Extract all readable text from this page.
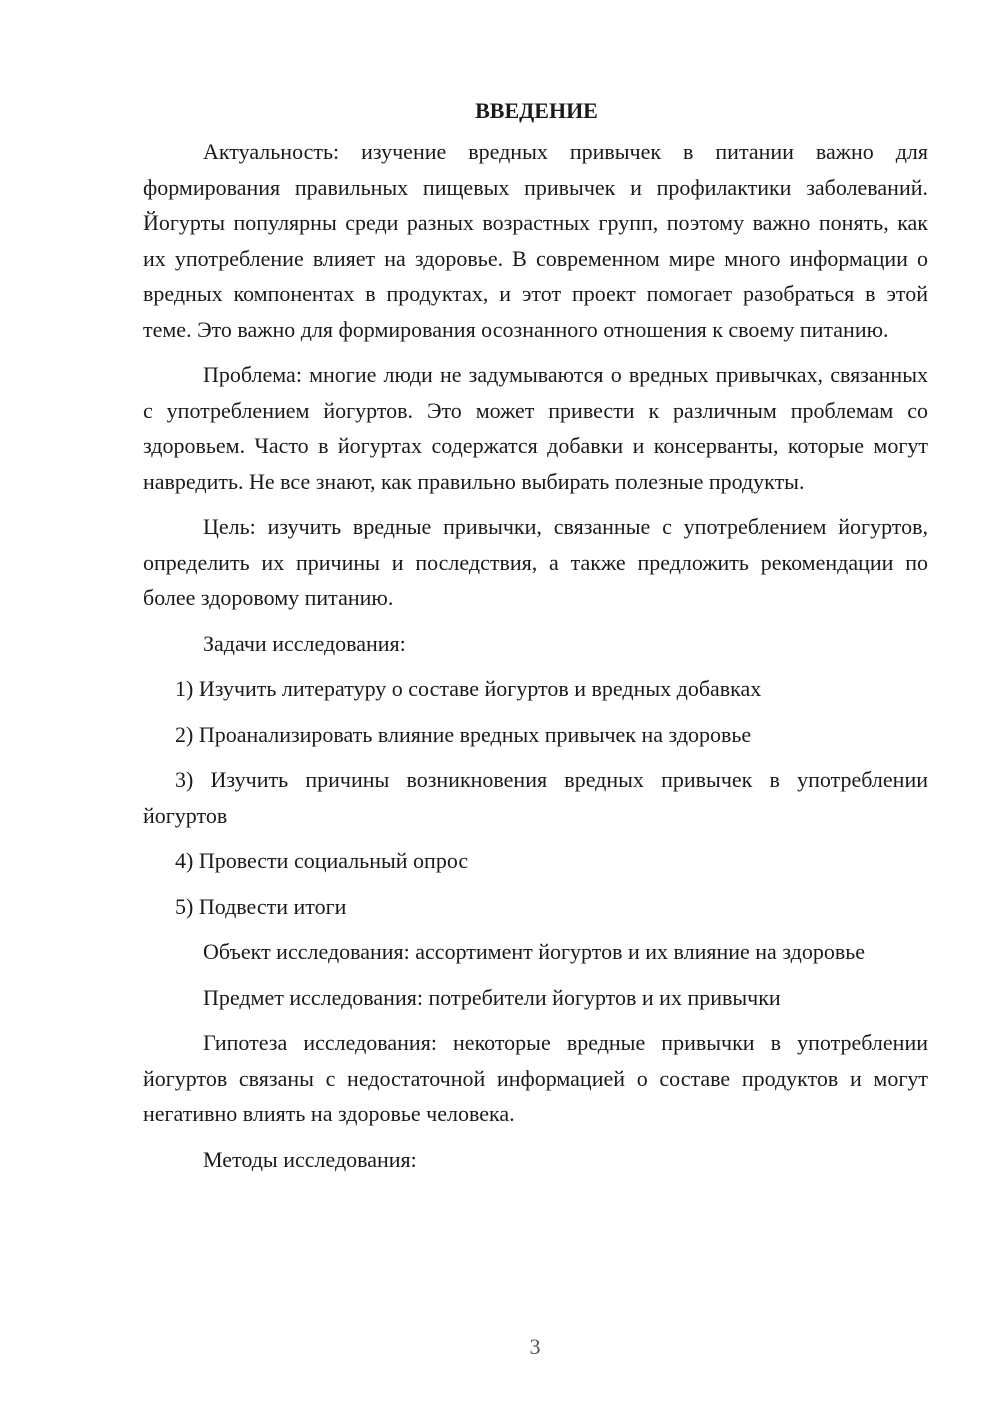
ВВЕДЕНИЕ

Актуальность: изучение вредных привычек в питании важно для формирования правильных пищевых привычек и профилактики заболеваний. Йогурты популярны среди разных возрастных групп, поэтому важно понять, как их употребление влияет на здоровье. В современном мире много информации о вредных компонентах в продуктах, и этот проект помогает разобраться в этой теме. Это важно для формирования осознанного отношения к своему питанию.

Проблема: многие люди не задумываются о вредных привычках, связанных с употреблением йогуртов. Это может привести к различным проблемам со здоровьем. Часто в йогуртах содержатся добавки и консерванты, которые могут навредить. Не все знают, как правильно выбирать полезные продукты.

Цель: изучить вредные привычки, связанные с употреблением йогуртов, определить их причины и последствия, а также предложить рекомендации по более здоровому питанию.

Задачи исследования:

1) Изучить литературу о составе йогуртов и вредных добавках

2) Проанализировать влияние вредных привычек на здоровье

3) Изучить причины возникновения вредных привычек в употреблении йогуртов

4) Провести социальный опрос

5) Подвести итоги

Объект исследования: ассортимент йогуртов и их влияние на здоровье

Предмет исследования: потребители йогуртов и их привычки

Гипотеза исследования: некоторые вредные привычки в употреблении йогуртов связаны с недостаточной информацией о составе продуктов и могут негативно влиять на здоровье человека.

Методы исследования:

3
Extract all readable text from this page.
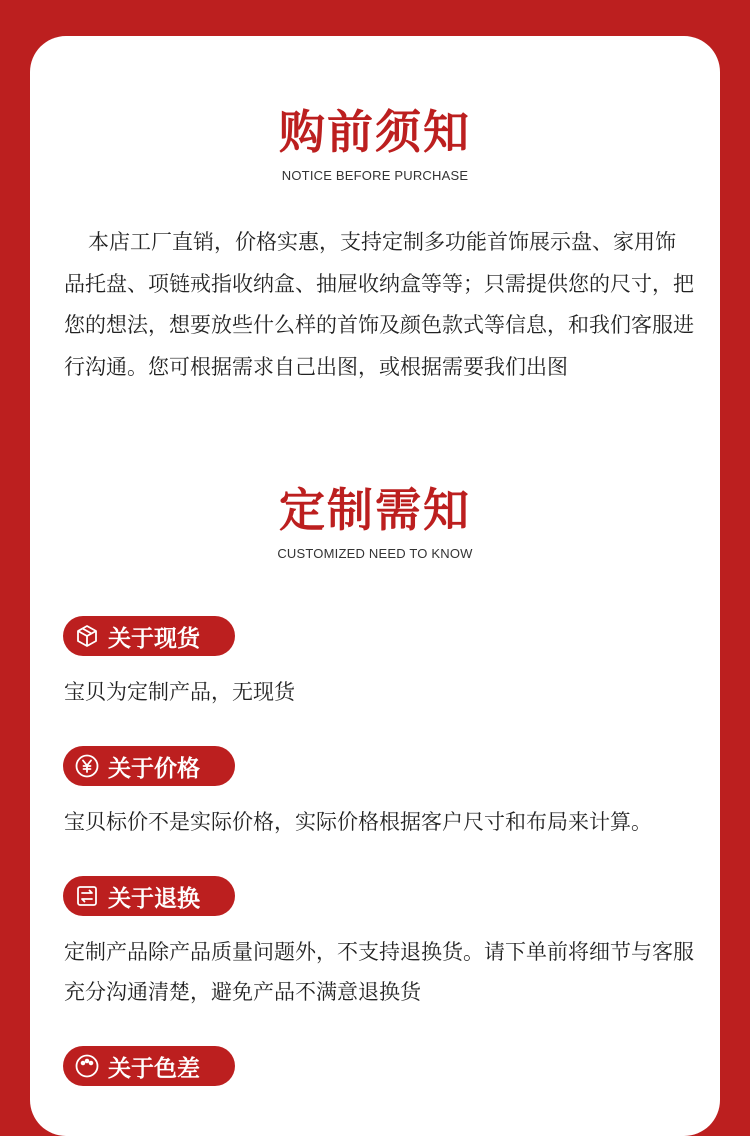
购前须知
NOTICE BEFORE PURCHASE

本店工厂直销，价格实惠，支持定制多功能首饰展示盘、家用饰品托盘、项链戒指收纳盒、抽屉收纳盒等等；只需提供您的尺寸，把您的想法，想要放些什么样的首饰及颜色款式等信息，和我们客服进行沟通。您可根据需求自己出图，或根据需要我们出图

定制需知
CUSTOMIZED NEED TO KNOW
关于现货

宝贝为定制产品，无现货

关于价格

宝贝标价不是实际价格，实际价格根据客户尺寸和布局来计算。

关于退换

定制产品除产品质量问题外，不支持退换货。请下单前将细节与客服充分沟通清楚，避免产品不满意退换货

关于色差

◇ ◇ ◇ ◇

Quote the data exactly, leaving every image out of the copy.

Extract all readable text from this page.
ВВЕДЕНИЕ

Актуальность: изучение вредных привычек в питании важно для формирования правильных пищевых привычек и профилактики заболеваний. Йогурты популярны среди разных возрастных групп, поэтому важно понять, как их употребление влияет на здоровье. В современном мире много информации о вредных компонентах в продуктах, и этот проект помогает разобраться в этой теме. Это важно для формирования осознанного отношения к своему питанию.

Проблема: многие люди не задумываются о вредных привычках, связанных с употреблением йогуртов. Это может привести к различным проблемам со здоровьем. Часто в йогуртах содержатся добавки и консерванты, которые могут навредить. Не все знают, как правильно выбирать полезные продукты.

Цель: изучить вредные привычки, связанные с употреблением йогуртов, определить их причины и последствия, а также предложить рекомендации по более здоровому питанию.

Задачи исследования:

1) Изучить литературу о составе йогуртов и вредных добавках

2) Проанализировать влияние вредных привычек на здоровье

3) Изучить причины возникновения вредных привычек в употреблении йогуртов

4) Провести социальный опрос

5) Подвести итоги

Объект исследования: ассортимент йогуртов и их влияние на здоровье

Предмет исследования: потребители йогуртов и их привычки

Гипотеза исследования: некоторые вредные привычки в употреблении йогуртов связаны с недостаточной информацией о составе продуктов и могут негативно влиять на здоровье человека.

Методы исследования:

3
Extract all readable text from this page.
购前须知
NOTICE BEFORE PURCHASE

本店工厂直销，价格实惠，支持定制多功能首饰展示盘、家用饰品托盘、项链戒指收纳盒、抽屉收纳盒等等；只需提供您的尺寸，把您的想法，想要放些什么样的首饰及颜色款式等信息，和我们客服进行沟通。您可根据需求自己出图，或根据需要我们出图

定制需知
CUSTOMIZED NEED TO KNOW
关于现货

宝贝为定制产品，无现货

关于价格

宝贝标价不是实际价格，实际价格根据客户尺寸和布局来计算。

关于退换

定制产品除产品质量问题外，不支持退换货。请下单前将细节与客服充分沟通清楚，避免产品不满意退换货

关于色差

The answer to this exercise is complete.